== MATERIAL TO PROCESS

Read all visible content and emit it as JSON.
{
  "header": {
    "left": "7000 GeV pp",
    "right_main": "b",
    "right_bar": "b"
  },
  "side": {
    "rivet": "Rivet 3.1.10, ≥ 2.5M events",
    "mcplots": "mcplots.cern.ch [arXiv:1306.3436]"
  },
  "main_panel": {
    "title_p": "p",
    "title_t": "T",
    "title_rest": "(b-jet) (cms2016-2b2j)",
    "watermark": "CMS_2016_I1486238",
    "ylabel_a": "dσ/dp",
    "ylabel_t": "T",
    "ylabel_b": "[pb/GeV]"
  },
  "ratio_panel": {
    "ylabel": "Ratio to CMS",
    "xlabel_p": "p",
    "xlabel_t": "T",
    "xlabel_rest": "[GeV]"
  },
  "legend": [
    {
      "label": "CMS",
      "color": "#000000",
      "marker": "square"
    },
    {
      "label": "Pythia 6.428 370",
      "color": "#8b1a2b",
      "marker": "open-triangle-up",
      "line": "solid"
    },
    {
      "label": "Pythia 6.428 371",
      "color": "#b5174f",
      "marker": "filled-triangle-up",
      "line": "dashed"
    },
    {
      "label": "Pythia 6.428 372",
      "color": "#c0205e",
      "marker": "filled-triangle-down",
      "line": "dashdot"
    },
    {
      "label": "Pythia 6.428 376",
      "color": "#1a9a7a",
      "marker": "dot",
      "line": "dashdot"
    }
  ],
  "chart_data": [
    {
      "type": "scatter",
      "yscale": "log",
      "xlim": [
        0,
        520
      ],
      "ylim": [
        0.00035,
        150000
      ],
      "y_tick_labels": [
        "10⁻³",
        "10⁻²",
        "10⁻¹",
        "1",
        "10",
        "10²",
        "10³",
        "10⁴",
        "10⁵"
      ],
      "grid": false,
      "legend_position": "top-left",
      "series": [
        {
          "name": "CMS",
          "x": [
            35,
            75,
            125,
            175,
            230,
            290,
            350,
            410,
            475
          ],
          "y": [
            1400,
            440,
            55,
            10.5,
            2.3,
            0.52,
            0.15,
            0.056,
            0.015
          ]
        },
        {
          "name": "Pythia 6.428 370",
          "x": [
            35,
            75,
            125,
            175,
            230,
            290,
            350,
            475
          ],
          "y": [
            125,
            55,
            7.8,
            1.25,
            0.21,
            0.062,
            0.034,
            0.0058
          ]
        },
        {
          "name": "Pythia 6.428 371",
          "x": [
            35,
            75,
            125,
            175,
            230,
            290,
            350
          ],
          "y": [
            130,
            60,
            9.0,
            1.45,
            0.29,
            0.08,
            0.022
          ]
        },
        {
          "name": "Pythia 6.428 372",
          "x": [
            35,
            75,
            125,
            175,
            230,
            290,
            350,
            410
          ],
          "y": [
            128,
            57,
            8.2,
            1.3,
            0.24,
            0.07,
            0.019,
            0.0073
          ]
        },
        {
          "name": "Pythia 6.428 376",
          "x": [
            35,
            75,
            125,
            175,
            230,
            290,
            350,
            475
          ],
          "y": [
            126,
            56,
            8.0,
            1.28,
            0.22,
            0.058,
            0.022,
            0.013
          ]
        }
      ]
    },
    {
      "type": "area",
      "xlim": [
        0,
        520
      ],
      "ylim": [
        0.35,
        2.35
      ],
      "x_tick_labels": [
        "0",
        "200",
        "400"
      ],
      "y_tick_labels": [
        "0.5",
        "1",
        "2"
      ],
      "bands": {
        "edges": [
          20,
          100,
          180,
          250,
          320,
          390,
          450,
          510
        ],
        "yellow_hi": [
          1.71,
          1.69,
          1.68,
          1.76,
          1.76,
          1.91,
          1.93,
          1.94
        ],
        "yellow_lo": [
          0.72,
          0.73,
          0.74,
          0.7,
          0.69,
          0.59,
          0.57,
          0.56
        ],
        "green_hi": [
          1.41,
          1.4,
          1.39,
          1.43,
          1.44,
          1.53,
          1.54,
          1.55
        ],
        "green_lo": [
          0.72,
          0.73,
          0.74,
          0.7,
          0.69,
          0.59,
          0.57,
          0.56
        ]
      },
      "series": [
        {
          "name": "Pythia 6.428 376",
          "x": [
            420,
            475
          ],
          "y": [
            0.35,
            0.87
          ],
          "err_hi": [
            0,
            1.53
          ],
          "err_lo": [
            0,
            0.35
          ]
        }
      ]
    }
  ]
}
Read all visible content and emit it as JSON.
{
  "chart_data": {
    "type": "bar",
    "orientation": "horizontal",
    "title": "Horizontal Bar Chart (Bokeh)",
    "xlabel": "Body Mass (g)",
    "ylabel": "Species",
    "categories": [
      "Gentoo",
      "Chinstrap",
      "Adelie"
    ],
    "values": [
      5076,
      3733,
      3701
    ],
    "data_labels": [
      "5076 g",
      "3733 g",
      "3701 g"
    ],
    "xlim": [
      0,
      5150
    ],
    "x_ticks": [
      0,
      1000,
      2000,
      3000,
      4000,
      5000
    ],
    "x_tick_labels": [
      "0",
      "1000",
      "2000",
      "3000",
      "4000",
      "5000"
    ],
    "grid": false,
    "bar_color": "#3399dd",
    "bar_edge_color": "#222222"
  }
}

====

— THE EXERCISE —
Count the lines in the records above that contain the word "marker", and give only that number.

— FINISHED EXERCISE —
5